■ WORK TO BE COMPLETED
Pictures appear in the records below; write out everything else exactly.

■ INPUT MATERIAL
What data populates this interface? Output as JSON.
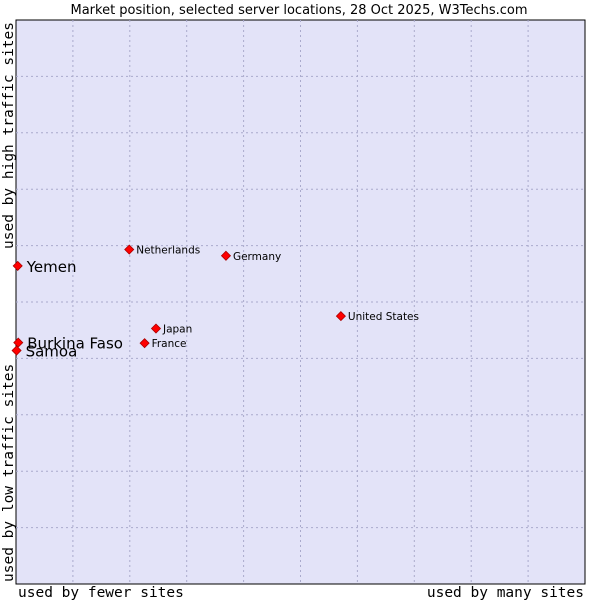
{
  "chart_data": {
    "type": "scatter",
    "title": "Market position, selected server locations, 28 Oct 2025, W3Techs.com",
    "xlabel_low": "used by fewer sites",
    "xlabel_high": "used by many sites",
    "ylabel_low": "used by low traffic sites",
    "ylabel_high": "used by high traffic sites",
    "xlim": [
      0,
      100
    ],
    "ylim": [
      0,
      100
    ],
    "grid": true,
    "colors": {
      "plot_bg": "#e3e3f8",
      "grid": "#aaaacc",
      "marker": "#ff0000",
      "marker_edge": "#aa0000"
    },
    "points": [
      {
        "label": "Netherlands",
        "x": 19.9,
        "y": 59.3,
        "size": "small"
      },
      {
        "label": "Germany",
        "x": 36.9,
        "y": 58.2,
        "size": "small"
      },
      {
        "label": "Yemen",
        "x": 0.3,
        "y": 56.4,
        "size": "large"
      },
      {
        "label": "United States",
        "x": 57.1,
        "y": 47.5,
        "size": "small"
      },
      {
        "label": "Japan",
        "x": 24.6,
        "y": 45.3,
        "size": "small"
      },
      {
        "label": "France",
        "x": 22.6,
        "y": 42.7,
        "size": "small"
      },
      {
        "label": "Burkina Faso",
        "x": 0.4,
        "y": 42.8,
        "size": "large"
      },
      {
        "label": "Samoa",
        "x": 0.1,
        "y": 41.4,
        "size": "large"
      }
    ]
  }
}
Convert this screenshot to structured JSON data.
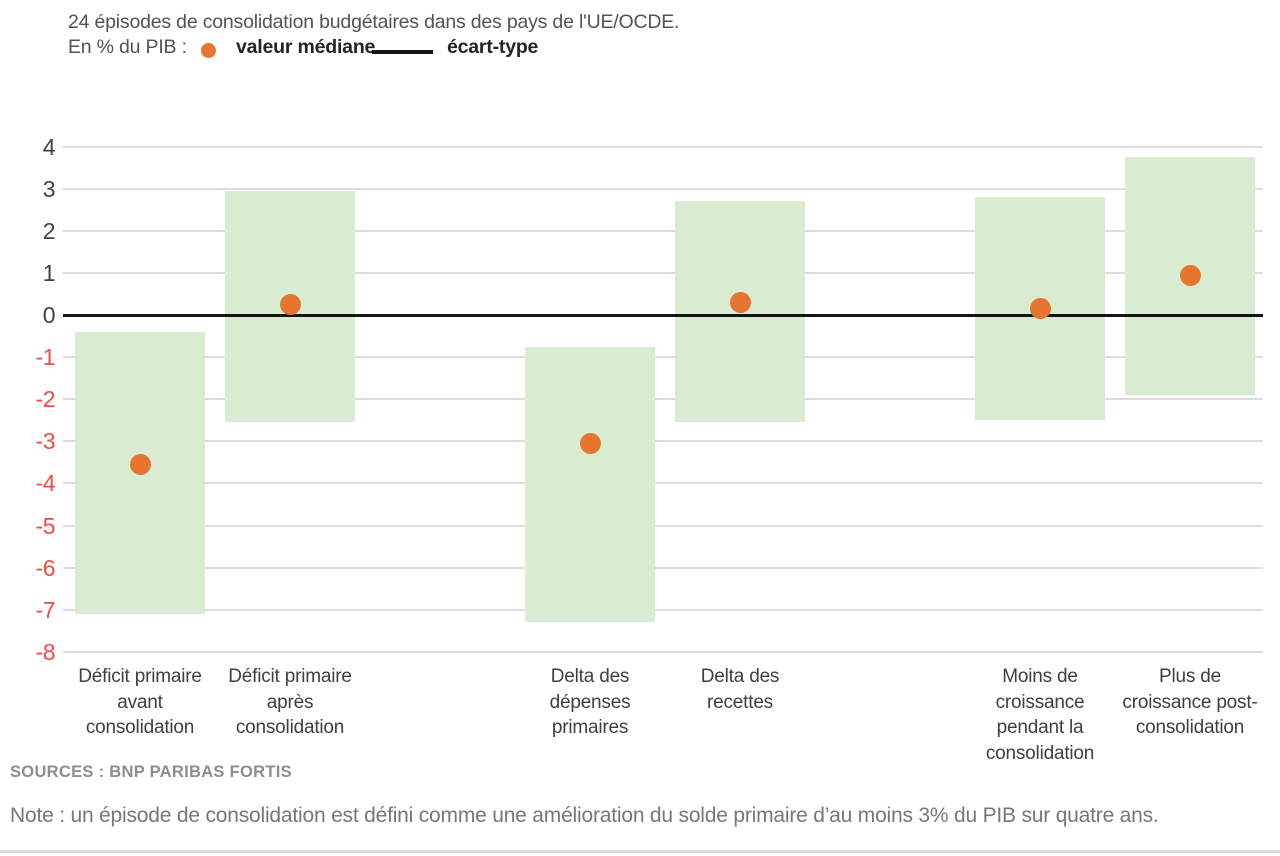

■ EXPECTED ANSWER
What data populates this interface? Output as JSON.
{
  "chart_data": {
    "type": "scatter",
    "title": "Market position, selected server locations, 28 Oct 2025, W3Techs.com",
    "xlabel_low": "used by fewer sites",
    "xlabel_high": "used by many sites",
    "ylabel_low": "used by low traffic sites",
    "ylabel_high": "used by high traffic sites",
    "xlim": [
      0,
      100
    ],
    "ylim": [
      0,
      100
    ],
    "grid": true,
    "colors": {
      "plot_bg": "#e3e3f8",
      "grid": "#aaaacc",
      "marker": "#ff0000",
      "marker_edge": "#aa0000"
    },
    "points": [
      {
        "label": "Netherlands",
        "x": 19.9,
        "y": 59.3,
        "size": "small"
      },
      {
        "label": "Germany",
        "x": 36.9,
        "y": 58.2,
        "size": "small"
      },
      {
        "label": "Yemen",
        "x": 0.3,
        "y": 56.4,
        "size": "large"
      },
      {
        "label": "United States",
        "x": 57.1,
        "y": 47.5,
        "size": "small"
      },
      {
        "label": "Japan",
        "x": 24.6,
        "y": 45.3,
        "size": "small"
      },
      {
        "label": "France",
        "x": 22.6,
        "y": 42.7,
        "size": "small"
      },
      {
        "label": "Burkina Faso",
        "x": 0.4,
        "y": 42.8,
        "size": "large"
      },
      {
        "label": "Samoa",
        "x": 0.1,
        "y": 41.4,
        "size": "large"
      }
    ]
  }
}
Convert this screenshot to structured JSON data.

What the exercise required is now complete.